◆ **EXERCISE AIM**:
All of the data below must be repeated exactly.

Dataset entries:
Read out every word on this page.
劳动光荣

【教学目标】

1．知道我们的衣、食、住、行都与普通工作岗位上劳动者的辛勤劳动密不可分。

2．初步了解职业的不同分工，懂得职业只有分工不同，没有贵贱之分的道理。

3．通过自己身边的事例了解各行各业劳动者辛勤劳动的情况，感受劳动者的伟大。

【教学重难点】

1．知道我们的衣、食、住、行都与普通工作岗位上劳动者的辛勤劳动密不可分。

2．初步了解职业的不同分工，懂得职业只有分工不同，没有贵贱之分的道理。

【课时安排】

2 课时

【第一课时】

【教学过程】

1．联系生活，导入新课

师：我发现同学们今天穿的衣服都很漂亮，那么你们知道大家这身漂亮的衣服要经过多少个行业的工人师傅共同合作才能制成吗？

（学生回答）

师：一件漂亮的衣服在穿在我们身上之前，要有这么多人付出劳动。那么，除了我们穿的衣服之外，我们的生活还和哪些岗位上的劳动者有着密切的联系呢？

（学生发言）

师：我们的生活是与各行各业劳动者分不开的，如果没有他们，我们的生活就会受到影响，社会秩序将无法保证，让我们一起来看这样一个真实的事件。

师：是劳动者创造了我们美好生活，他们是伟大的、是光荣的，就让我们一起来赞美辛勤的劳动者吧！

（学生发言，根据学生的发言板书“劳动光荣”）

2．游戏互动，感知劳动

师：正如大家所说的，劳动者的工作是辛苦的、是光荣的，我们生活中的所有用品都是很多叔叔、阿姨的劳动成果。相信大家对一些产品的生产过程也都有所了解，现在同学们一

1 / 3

◆ **EXERCISE OUTPUT**:
Read out every word on this page.
劳动光荣

【教学目标】

1．知道我们的衣、食、住、行都与普通工作岗位上劳动者的辛勤劳动密不可分。

2．初步了解职业的不同分工，懂得职业只有分工不同，没有贵贱之分的道理。

3．通过自己身边的事例了解各行各业劳动者辛勤劳动的情况，感受劳动者的伟大。

【教学重难点】

1．知道我们的衣、食、住、行都与普通工作岗位上劳动者的辛勤劳动密不可分。

2．初步了解职业的不同分工，懂得职业只有分工不同，没有贵贱之分的道理。

【课时安排】

2 课时

【第一课时】

【教学过程】

1．联系生活，导入新课

师：我发现同学们今天穿的衣服都很漂亮，那么你们知道大家这身漂亮的衣服要经过多少个行业的工人师傅共同合作才能制成吗？

（学生回答）

师：一件漂亮的衣服在穿在我们身上之前，要有这么多人付出劳动。那么，除了我们穿的衣服之外，我们的生活还和哪些岗位上的劳动者有着密切的联系呢？

（学生发言）

师：我们的生活是与各行各业劳动者分不开的，如果没有他们，我们的生活就会受到影响，社会秩序将无法保证，让我们一起来看这样一个真实的事件。

师：是劳动者创造了我们美好生活，他们是伟大的、是光荣的，就让我们一起来赞美辛勤的劳动者吧！

（学生发言，根据学生的发言板书“劳动光荣”）

2．游戏互动，感知劳动

师：正如大家所说的，劳动者的工作是辛苦的、是光荣的，我们生活中的所有用品都是很多叔叔、阿姨的劳动成果。相信大家对一些产品的生产过程也都有所了解，现在同学们一

1 / 3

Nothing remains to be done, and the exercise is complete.